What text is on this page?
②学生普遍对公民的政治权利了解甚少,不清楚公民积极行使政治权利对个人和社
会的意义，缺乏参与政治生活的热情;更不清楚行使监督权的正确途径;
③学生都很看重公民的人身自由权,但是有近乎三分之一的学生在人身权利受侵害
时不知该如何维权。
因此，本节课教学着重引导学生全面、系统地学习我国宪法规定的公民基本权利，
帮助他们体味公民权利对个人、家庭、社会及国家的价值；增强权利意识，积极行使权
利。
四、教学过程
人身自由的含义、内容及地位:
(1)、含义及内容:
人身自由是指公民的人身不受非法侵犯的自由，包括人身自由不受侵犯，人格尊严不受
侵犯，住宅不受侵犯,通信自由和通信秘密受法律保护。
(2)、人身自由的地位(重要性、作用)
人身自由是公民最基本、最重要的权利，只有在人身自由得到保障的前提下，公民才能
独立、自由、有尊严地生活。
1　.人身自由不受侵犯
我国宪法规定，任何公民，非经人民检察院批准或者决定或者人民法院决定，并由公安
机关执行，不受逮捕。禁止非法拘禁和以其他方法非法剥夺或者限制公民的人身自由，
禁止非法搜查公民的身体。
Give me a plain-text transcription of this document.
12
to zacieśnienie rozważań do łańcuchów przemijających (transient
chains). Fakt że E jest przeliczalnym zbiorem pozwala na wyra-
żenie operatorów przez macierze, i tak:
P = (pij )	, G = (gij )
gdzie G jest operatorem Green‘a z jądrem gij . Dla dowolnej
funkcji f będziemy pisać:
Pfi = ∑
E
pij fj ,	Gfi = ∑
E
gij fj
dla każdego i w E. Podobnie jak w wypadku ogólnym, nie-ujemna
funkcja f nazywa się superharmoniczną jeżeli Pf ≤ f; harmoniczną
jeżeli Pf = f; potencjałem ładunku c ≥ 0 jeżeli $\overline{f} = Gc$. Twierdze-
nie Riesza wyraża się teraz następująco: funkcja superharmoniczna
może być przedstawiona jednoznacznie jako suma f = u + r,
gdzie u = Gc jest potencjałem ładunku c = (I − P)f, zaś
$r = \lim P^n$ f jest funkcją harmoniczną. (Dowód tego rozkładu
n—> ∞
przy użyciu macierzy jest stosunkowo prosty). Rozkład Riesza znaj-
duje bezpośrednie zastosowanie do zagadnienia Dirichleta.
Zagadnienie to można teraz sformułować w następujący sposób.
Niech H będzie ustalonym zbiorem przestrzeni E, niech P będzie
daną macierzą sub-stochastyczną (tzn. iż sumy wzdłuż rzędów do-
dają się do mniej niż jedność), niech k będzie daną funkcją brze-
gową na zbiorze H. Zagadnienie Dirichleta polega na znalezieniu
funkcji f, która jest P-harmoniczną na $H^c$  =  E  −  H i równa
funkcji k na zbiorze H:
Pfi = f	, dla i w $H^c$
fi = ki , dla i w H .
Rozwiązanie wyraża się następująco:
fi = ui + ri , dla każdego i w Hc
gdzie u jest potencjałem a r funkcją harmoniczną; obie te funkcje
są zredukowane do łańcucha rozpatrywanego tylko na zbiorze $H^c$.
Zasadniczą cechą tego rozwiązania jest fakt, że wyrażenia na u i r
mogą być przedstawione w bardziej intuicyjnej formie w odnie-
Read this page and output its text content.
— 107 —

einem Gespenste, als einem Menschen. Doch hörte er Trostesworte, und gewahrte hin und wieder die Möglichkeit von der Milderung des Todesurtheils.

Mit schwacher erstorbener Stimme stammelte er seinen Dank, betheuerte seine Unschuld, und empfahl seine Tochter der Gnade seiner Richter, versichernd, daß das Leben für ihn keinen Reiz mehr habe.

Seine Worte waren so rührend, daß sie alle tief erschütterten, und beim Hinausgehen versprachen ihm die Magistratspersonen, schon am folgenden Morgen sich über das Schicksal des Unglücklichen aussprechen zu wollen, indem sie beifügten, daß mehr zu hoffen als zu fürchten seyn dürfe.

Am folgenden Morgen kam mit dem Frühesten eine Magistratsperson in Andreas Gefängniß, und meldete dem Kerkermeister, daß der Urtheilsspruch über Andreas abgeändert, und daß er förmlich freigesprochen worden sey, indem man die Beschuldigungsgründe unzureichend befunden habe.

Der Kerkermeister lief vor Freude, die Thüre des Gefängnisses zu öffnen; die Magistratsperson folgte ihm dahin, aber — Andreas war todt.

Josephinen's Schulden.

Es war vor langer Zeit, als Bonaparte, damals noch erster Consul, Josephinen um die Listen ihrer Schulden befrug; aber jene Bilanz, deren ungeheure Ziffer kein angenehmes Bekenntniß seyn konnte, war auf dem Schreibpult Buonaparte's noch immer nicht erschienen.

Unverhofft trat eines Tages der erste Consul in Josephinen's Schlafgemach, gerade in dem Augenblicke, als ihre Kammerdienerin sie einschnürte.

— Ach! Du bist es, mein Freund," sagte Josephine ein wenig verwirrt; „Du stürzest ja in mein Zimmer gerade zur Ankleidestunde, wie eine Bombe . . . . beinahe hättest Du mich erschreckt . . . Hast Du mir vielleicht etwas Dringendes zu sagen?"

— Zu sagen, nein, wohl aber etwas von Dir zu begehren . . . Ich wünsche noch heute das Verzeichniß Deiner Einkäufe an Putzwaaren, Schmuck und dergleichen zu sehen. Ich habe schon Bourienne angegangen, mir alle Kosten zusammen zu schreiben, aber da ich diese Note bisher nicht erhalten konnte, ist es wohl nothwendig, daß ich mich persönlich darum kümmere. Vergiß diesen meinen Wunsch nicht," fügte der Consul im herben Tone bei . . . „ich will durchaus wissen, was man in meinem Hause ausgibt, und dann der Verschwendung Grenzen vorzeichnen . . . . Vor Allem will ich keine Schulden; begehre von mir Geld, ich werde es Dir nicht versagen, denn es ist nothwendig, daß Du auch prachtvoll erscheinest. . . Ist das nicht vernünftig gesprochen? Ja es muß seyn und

+--

▶ _TASK TO COMPLETE_:
Scan the data above and copy every line with "sagen" in it.

▶ _TASK OUTPUT_:
— Ach! Du bist es, mein Freund," sagte Josephine ein wenig verwirrt; „Du stürzest ja in mein Zimmer gerade zur Ankleidestunde, wie eine Bombe . . . . beinahe hättest Du mich erschreckt . . . Hast Du mir vielleicht etwas Dringendes zu sagen?"
— Zu sagen, nein, wohl aber etwas von Dir zu begehren . . . Ich wünsche noch heute das Verzeichniß Deiner Einkäufe an Putzwaaren, Schmuck und dergleichen zu sehen. Ich habe schon Bourienne angegangen, mir alle Kosten zusammen zu schreiben, aber da ich diese Note bisher nicht erhalten konnte, ist es wohl nothwendig, daß ich mich persönlich darum kümmere. Vergiß diesen meinen Wunsch nicht," fügte der Consul im herben Tone bei . . . „ich will durchaus wissen, was man in meinem Hause ausgibt, und dann der Verschwendung Grenzen vorzeichnen . . . . Vor Allem will ich keine Schulden; begehre von mir Geld, ich werde es Dir nicht versagen, denn es ist nothwendig, daß Du auch prachtvoll erscheinest. . . Ist das nicht vernünftig gesprochen? Ja es muß seyn und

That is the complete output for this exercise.